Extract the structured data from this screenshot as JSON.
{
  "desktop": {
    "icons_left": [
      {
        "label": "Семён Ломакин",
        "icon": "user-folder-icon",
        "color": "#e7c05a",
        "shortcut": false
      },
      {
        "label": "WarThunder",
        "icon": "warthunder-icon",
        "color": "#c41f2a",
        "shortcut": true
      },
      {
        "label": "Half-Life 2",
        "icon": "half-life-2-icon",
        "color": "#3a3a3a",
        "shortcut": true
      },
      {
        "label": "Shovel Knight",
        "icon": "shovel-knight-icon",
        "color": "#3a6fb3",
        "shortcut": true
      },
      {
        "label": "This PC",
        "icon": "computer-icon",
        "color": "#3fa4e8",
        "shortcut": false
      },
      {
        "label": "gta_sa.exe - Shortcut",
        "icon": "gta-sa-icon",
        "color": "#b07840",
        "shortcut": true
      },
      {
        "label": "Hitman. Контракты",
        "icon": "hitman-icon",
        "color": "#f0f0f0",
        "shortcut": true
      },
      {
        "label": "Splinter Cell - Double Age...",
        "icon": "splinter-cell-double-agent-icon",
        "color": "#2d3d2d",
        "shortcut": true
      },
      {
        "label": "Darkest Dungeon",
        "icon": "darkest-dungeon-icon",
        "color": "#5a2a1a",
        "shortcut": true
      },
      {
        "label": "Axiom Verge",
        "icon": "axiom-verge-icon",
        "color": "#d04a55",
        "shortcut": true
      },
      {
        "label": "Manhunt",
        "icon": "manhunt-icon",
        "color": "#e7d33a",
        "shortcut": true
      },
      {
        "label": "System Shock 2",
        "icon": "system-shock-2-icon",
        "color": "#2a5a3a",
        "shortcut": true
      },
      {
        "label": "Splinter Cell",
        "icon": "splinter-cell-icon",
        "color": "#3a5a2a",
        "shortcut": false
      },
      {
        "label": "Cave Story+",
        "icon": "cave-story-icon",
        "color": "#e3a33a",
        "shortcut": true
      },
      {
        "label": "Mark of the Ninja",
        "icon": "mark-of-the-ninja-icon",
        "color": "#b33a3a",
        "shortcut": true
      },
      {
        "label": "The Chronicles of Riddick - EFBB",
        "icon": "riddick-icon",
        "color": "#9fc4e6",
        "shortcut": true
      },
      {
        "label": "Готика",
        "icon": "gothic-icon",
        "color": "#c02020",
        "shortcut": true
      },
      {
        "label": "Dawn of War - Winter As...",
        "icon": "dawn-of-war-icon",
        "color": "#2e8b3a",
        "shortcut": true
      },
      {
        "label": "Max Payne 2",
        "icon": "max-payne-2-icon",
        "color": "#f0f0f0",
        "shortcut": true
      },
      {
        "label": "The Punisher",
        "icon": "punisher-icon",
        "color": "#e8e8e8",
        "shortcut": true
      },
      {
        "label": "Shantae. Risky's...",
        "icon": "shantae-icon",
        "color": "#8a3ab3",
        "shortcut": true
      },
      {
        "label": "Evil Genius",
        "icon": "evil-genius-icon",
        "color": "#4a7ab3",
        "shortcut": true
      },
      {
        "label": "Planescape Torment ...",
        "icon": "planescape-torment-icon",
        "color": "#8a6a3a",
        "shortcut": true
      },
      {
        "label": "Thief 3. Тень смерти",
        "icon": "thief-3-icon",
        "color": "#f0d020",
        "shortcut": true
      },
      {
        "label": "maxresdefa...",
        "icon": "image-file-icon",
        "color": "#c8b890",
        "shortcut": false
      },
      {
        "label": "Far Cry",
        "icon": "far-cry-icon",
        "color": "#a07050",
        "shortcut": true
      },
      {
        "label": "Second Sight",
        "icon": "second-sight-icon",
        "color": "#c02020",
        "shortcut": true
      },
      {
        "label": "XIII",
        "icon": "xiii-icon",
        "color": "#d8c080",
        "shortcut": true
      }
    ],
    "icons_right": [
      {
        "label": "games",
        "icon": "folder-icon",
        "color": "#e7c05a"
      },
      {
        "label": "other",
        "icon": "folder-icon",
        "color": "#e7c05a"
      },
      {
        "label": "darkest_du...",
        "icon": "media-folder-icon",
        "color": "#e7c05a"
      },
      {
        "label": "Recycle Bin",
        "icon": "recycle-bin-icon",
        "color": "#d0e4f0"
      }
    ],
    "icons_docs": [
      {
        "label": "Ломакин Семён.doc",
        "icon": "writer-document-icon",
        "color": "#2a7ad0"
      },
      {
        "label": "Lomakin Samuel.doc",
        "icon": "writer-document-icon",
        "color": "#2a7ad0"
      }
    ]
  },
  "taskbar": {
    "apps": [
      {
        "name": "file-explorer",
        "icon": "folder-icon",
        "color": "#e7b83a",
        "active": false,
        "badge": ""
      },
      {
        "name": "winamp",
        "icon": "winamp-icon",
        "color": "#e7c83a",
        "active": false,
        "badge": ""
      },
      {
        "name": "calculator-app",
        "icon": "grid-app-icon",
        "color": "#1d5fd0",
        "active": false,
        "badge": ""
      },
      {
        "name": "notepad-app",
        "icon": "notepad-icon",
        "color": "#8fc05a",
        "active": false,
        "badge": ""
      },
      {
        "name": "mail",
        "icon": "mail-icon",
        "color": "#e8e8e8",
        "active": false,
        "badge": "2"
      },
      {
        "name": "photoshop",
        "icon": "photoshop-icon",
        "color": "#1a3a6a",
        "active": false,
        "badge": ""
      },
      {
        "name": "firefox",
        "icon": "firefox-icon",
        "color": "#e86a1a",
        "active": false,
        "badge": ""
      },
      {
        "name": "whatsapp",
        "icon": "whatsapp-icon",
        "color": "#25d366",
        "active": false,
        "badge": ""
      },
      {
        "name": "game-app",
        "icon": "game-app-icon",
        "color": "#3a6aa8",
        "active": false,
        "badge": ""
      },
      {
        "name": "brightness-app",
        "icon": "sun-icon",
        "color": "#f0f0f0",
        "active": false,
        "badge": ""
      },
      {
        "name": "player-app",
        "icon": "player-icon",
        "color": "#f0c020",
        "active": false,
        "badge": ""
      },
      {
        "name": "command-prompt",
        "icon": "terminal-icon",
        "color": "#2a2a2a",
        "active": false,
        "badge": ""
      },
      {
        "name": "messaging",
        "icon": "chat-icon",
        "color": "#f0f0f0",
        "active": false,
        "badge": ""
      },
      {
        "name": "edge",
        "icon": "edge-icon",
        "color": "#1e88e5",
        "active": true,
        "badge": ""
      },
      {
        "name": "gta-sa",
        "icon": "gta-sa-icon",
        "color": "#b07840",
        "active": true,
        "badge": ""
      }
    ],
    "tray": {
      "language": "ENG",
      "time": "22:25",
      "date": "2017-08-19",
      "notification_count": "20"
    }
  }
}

WHAT THE TASK REQUIRES:
Transcribe all lines as written.

CORRECT RESPONSE:
Extract the structured data from this screenshot as JSON.
{
  "desktop": {
    "icons_left": [
      {
        "label": "Семён Ломакин",
        "icon": "user-folder-icon",
        "color": "#e7c05a",
        "shortcut": false
      },
      {
        "label": "WarThunder",
        "icon": "warthunder-icon",
        "color": "#c41f2a",
        "shortcut": true
      },
      {
        "label": "Half-Life 2",
        "icon": "half-life-2-icon",
        "color": "#3a3a3a",
        "shortcut": true
      },
      {
        "label": "Shovel Knight",
        "icon": "shovel-knight-icon",
        "color": "#3a6fb3",
        "shortcut": true
      },
      {
        "label": "This PC",
        "icon": "computer-icon",
        "color": "#3fa4e8",
        "shortcut": false
      },
      {
        "label": "gta_sa.exe - Shortcut",
        "icon": "gta-sa-icon",
        "color": "#b07840",
        "shortcut": true
      },
      {
        "label": "Hitman. Контракты",
        "icon": "hitman-icon",
        "color": "#f0f0f0",
        "shortcut": true
      },
      {
        "label": "Splinter Cell - Double Age...",
        "icon": "splinter-cell-double-agent-icon",
        "color": "#2d3d2d",
        "shortcut": true
      },
      {
        "label": "Darkest Dungeon",
        "icon": "darkest-dungeon-icon",
        "color": "#5a2a1a",
        "shortcut": true
      },
      {
        "label": "Axiom Verge",
        "icon": "axiom-verge-icon",
        "color": "#d04a55",
        "shortcut": true
      },
      {
        "label": "Manhunt",
        "icon": "manhunt-icon",
        "color": "#e7d33a",
        "shortcut": true
      },
      {
        "label": "System Shock 2",
        "icon": "system-shock-2-icon",
        "color": "#2a5a3a",
        "shortcut": true
      },
      {
        "label": "Splinter Cell",
        "icon": "splinter-cell-icon",
        "color": "#3a5a2a",
        "shortcut": false
      },
      {
        "label": "Cave Story+",
        "icon": "cave-story-icon",
        "color": "#e3a33a",
        "shortcut": true
      },
      {
        "label": "Mark of the Ninja",
        "icon": "mark-of-the-ninja-icon",
        "color": "#b33a3a",
        "shortcut": true
      },
      {
        "label": "The Chronicles of Riddick - EFBB",
        "icon": "riddick-icon",
        "color": "#9fc4e6",
        "shortcut": true
      },
      {
        "label": "Готика",
        "icon": "gothic-icon",
        "color": "#c02020",
        "shortcut": true
      },
      {
        "label": "Dawn of War - Winter As...",
        "icon": "dawn-of-war-icon",
        "color": "#2e8b3a",
        "shortcut": true
      },
      {
        "label": "Max Payne 2",
        "icon": "max-payne-2-icon",
        "color": "#f0f0f0",
        "shortcut": true
      },
      {
        "label": "The Punisher",
        "icon": "punisher-icon",
        "color": "#e8e8e8",
        "shortcut": true
      },
      {
        "label": "Shantae. Risky's...",
        "icon": "shantae-icon",
        "color": "#8a3ab3",
        "shortcut": true
      },
      {
        "label": "Evil Genius",
        "icon": "evil-genius-icon",
        "color": "#4a7ab3",
        "shortcut": true
      },
      {
        "label": "Planescape Torment ...",
        "icon": "planescape-torment-icon",
        "color": "#8a6a3a",
        "shortcut": true
      },
      {
        "label": "Thief 3. Тень смерти",
        "icon": "thief-3-icon",
        "color": "#f0d020",
        "shortcut": true
      },
      {
        "label": "maxresdefa...",
        "icon": "image-file-icon",
        "color": "#c8b890",
        "shortcut": false
      },
      {
        "label": "Far Cry",
        "icon": "far-cry-icon",
        "color": "#a07050",
        "shortcut": true
      },
      {
        "label": "Second Sight",
        "icon": "second-sight-icon",
        "color": "#c02020",
        "shortcut": true
      },
      {
        "label": "XIII",
        "icon": "xiii-icon",
        "color": "#d8c080",
        "shortcut": true
      }
    ],
    "icons_right": [
      {
        "label": "games",
        "icon": "folder-icon",
        "color": "#e7c05a"
      },
      {
        "label": "other",
        "icon": "folder-icon",
        "color": "#e7c05a"
      },
      {
        "label": "darkest_du...",
        "icon": "media-folder-icon",
        "color": "#e7c05a"
      },
      {
        "label": "Recycle Bin",
        "icon": "recycle-bin-icon",
        "color": "#d0e4f0"
      }
    ],
    "icons_docs": [
      {
        "label": "Ломакин Семён.doc",
        "icon": "writer-document-icon",
        "color": "#2a7ad0"
      },
      {
        "label": "Lomakin Samuel.doc",
        "icon": "writer-document-icon",
        "color": "#2a7ad0"
      }
    ]
  },
  "taskbar": {
    "apps": [
      {
        "name": "file-explorer",
        "icon": "folder-icon",
        "color": "#e7b83a",
        "active": false,
        "badge": ""
      },
      {
        "name": "winamp",
        "icon": "winamp-icon",
        "color": "#e7c83a",
        "active": false,
        "badge": ""
      },
      {
        "name": "calculator-app",
        "icon": "grid-app-icon",
        "color": "#1d5fd0",
        "active": false,
        "badge": ""
      },
      {
        "name": "notepad-app",
        "icon": "notepad-icon",
        "color": "#8fc05a",
        "active": false,
        "badge": ""
      },
      {
        "name": "mail",
        "icon": "mail-icon",
        "color": "#e8e8e8",
        "active": false,
        "badge": "2"
      },
      {
        "name": "photoshop",
        "icon": "photoshop-icon",
        "color": "#1a3a6a",
        "active": false,
        "badge": ""
      },
      {
        "name": "firefox",
        "icon": "firefox-icon",
        "color": "#e86a1a",
        "active": false,
        "badge": ""
      },
      {
        "name": "whatsapp",
        "icon": "whatsapp-icon",
        "color": "#25d366",
        "active": false,
        "badge": ""
      },
      {
        "name": "game-app",
        "icon": "game-app-icon",
        "color": "#3a6aa8",
        "active": false,
        "badge": ""
      },
      {
        "name": "brightness-app",
        "icon": "sun-icon",
        "color": "#f0f0f0",
        "active": false,
        "badge": ""
      },
      {
        "name": "player-app",
        "icon": "player-icon",
        "color": "#f0c020",
        "active": false,
        "badge": ""
      },
      {
        "name": "command-prompt",
        "icon": "terminal-icon",
        "color": "#2a2a2a",
        "active": false,
        "badge": ""
      },
      {
        "name": "messaging",
        "icon": "chat-icon",
        "color": "#f0f0f0",
        "active": false,
        "badge": ""
      },
      {
        "name": "edge",
        "icon": "edge-icon",
        "color": "#1e88e5",
        "active": true,
        "badge": ""
      },
      {
        "name": "gta-sa",
        "icon": "gta-sa-icon",
        "color": "#b07840",
        "active": true,
        "badge": ""
      }
    ],
    "tray": {
      "language": "ENG",
      "time": "22:25",
      "date": "2017-08-19",
      "notification_count": "20"
    }
  }
}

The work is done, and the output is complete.